- _PROBLEM STATEMENT_
Transcribe the records exactly. Pictures do not belong in the transcription.
* Begin *
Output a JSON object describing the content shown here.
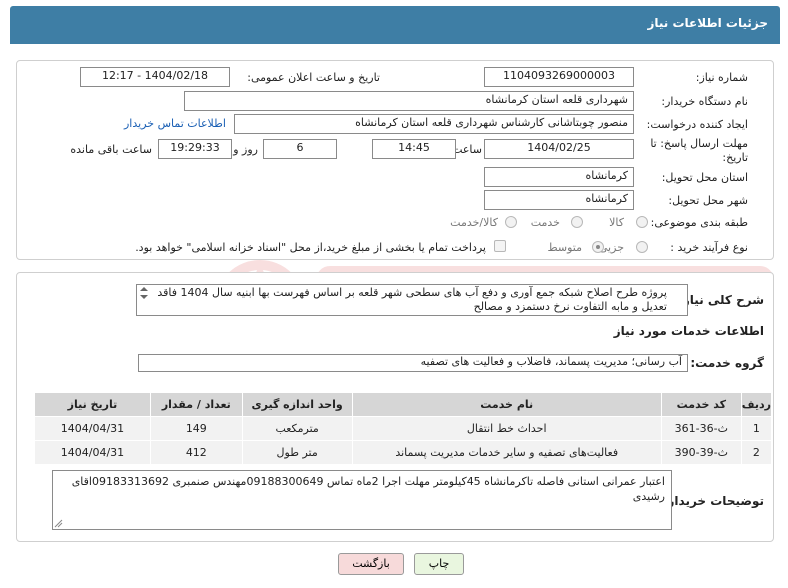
{
  "header": {
    "title": "جزئیات اطلاعات نیاز"
  },
  "fields": {
    "need_number_label": "شماره نیاز:",
    "need_number": "1104093269000003",
    "announce_label": "تاریخ و ساعت اعلان عمومی:",
    "announce_value": "1404/02/18 - 12:17",
    "buyer_org_label": "نام دستگاه خریدار:",
    "buyer_org": "شهرداری قلعه استان کرمانشاه",
    "creator_label": "ایجاد کننده درخواست:",
    "creator": "منصور چوبتاشانی کارشناس شهرداری قلعه استان کرمانشاه",
    "contact_link": "اطلاعات تماس خریدار",
    "deadline_label_1": "مهلت ارسال پاسخ: تا",
    "deadline_label_2": "تاریخ:",
    "deadline_date": "1404/02/25",
    "time_label": "ساعت",
    "deadline_time": "14:45",
    "days_value": "6",
    "days_label": "روز و",
    "remaining_time": "19:29:33",
    "remaining_label": "ساعت باقی مانده",
    "province_label": "استان محل تحویل:",
    "province": "کرمانشاه",
    "city_label": "شهر محل تحویل:",
    "city": "کرمانشاه",
    "category_label": "طبقه بندی موضوعی:",
    "category_options": [
      "کالا",
      "خدمت",
      "کالا/خدمت"
    ],
    "process_label": "نوع فرآیند خرید :",
    "process_options": [
      "جزیی",
      "متوسط"
    ],
    "payment_note": "پرداخت تمام یا بخشی از مبلغ خرید،از محل \"اسناد خزانه اسلامی\" خواهد بود."
  },
  "description": {
    "label": "شرح کلی نیاز:",
    "text": "پروژه طرح اصلاح شبکه جمع آوری و دفع آب های سطحی شهر قلعه بر اساس فهرست بها ابنیه سال 1404 فاقد تعدیل و مابه التفاوت نرخ دستمزد و مصالح"
  },
  "services": {
    "section_title": "اطلاعات خدمات مورد نیاز",
    "group_label": "گروه خدمت:",
    "group_value": "آب رسانی؛ مدیریت پسماند، فاضلاب و فعالیت های تصفیه",
    "columns": [
      "ردیف",
      "کد خدمت",
      "نام خدمت",
      "واحد اندازه گیری",
      "تعداد / مقدار",
      "تاریخ نیاز"
    ],
    "rows": [
      [
        "1",
        "ث-36-361",
        "احداث خط انتقال",
        "مترمکعب",
        "149",
        "1404/04/31"
      ],
      [
        "2",
        "ث-39-390",
        "فعالیت‌های تصفیه و سایر خدمات مدیریت پسماند",
        "متر طول",
        "412",
        "1404/04/31"
      ]
    ]
  },
  "buyer_notes": {
    "label": "توضیحات خریدار:",
    "text": "اعتبار عمرانی استانی فاصله تاکرمانشاه 45کیلومتر مهلت اجرا 2ماه تماس 09188300649مهندس صنمبری 09183313692اقای رشیدی"
  },
  "buttons": {
    "print": "چاپ",
    "back": "بازگشت"
  },
  "colors": {
    "header_bg": "#3e7ea5",
    "back_btn_bg": "#f7dada",
    "print_btn_bg": "#e9f6df"
  }
}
* End *
- _REPLY TO THE TASK_
Output a JSON object describing the content shown here.
{
  "header": {
    "title": "جزئیات اطلاعات نیاز"
  },
  "fields": {
    "need_number_label": "شماره نیاز:",
    "need_number": "1104093269000003",
    "announce_label": "تاریخ و ساعت اعلان عمومی:",
    "announce_value": "1404/02/18 - 12:17",
    "buyer_org_label": "نام دستگاه خریدار:",
    "buyer_org": "شهرداری قلعه استان کرمانشاه",
    "creator_label": "ایجاد کننده درخواست:",
    "creator": "منصور چوبتاشانی کارشناس شهرداری قلعه استان کرمانشاه",
    "contact_link": "اطلاعات تماس خریدار",
    "deadline_label_1": "مهلت ارسال پاسخ: تا",
    "deadline_label_2": "تاریخ:",
    "deadline_date": "1404/02/25",
    "time_label": "ساعت",
    "deadline_time": "14:45",
    "days_value": "6",
    "days_label": "روز و",
    "remaining_time": "19:29:33",
    "remaining_label": "ساعت باقی مانده",
    "province_label": "استان محل تحویل:",
    "province": "کرمانشاه",
    "city_label": "شهر محل تحویل:",
    "city": "کرمانشاه",
    "category_label": "طبقه بندی موضوعی:",
    "category_options": [
      "کالا",
      "خدمت",
      "کالا/خدمت"
    ],
    "process_label": "نوع فرآیند خرید :",
    "process_options": [
      "جزیی",
      "متوسط"
    ],
    "payment_note": "پرداخت تمام یا بخشی از مبلغ خرید،از محل \"اسناد خزانه اسلامی\" خواهد بود."
  },
  "description": {
    "label": "شرح کلی نیاز:",
    "text": "پروژه طرح اصلاح شبکه جمع آوری و دفع آب های سطحی شهر قلعه بر اساس فهرست بها ابنیه سال 1404 فاقد تعدیل و مابه التفاوت نرخ دستمزد و مصالح"
  },
  "services": {
    "section_title": "اطلاعات خدمات مورد نیاز",
    "group_label": "گروه خدمت:",
    "group_value": "آب رسانی؛ مدیریت پسماند، فاضلاب و فعالیت های تصفیه",
    "columns": [
      "ردیف",
      "کد خدمت",
      "نام خدمت",
      "واحد اندازه گیری",
      "تعداد / مقدار",
      "تاریخ نیاز"
    ],
    "rows": [
      [
        "1",
        "ث-36-361",
        "احداث خط انتقال",
        "مترمکعب",
        "149",
        "1404/04/31"
      ],
      [
        "2",
        "ث-39-390",
        "فعالیت‌های تصفیه و سایر خدمات مدیریت پسماند",
        "متر طول",
        "412",
        "1404/04/31"
      ]
    ]
  },
  "buyer_notes": {
    "label": "توضیحات خریدار:",
    "text": "اعتبار عمرانی استانی فاصله تاکرمانشاه 45کیلومتر مهلت اجرا 2ماه تماس 09188300649مهندس صنمبری 09183313692اقای رشیدی"
  },
  "buttons": {
    "print": "چاپ",
    "back": "بازگشت"
  },
  "colors": {
    "header_bg": "#3e7ea5",
    "back_btn_bg": "#f7dada",
    "print_btn_bg": "#e9f6df"
  }
}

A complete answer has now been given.